*** Exercise material
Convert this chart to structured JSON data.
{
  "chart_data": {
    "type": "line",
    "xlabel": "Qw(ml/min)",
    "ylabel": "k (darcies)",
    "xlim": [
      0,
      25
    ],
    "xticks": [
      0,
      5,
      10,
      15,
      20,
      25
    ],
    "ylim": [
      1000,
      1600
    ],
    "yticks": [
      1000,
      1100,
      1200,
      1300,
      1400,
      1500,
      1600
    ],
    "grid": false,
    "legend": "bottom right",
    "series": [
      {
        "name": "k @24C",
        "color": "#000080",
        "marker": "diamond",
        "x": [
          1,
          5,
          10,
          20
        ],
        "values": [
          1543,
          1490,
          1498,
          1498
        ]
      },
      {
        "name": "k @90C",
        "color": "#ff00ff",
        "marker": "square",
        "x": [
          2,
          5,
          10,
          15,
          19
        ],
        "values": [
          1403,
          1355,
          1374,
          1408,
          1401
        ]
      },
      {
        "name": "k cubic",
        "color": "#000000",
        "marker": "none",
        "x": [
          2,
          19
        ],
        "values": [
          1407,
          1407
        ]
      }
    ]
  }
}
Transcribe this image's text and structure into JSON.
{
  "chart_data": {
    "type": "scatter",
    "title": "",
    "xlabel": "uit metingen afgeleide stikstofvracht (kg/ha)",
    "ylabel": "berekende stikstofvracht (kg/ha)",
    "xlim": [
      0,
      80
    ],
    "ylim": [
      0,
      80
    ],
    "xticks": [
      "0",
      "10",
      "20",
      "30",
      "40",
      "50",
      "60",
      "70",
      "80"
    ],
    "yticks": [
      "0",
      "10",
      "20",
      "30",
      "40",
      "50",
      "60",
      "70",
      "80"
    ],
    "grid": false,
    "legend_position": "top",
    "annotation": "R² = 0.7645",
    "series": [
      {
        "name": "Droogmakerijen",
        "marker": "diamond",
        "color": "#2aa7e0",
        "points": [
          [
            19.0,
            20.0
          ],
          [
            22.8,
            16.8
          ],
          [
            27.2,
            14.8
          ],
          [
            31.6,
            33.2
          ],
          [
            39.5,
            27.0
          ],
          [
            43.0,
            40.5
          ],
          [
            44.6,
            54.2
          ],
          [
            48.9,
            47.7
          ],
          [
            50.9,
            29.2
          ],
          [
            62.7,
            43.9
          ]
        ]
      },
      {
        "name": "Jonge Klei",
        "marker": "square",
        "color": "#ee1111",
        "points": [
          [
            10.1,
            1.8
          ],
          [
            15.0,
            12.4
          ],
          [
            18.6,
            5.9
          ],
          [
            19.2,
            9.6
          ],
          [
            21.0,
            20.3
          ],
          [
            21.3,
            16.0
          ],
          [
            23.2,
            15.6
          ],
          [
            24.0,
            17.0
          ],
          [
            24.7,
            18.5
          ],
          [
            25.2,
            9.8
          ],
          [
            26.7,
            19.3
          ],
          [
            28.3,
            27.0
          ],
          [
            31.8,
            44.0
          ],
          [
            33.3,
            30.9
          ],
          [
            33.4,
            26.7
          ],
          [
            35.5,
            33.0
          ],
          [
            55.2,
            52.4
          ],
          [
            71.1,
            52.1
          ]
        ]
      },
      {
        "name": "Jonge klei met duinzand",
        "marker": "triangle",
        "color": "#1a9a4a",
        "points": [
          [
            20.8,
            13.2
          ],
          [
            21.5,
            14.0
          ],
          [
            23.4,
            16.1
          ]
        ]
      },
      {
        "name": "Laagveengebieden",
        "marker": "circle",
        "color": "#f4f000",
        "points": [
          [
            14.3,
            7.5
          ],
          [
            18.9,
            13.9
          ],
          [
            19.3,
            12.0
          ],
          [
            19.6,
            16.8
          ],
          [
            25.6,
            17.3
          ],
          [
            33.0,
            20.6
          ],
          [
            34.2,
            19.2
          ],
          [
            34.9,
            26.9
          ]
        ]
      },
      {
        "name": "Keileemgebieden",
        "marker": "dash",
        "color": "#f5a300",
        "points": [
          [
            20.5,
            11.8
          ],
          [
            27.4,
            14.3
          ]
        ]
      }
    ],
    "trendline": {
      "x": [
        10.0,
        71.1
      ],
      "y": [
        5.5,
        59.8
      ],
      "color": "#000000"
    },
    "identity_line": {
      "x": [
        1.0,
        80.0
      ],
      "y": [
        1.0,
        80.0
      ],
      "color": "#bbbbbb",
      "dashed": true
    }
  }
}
******
• [Work instructions] Isolate the lines above that contain the word "xlabel" and copy them.

• [Final result]
    "xlabel": "Qw(ml/min)",
    "xlabel": "uit metingen afgeleide stikstofvracht (kg/ha)",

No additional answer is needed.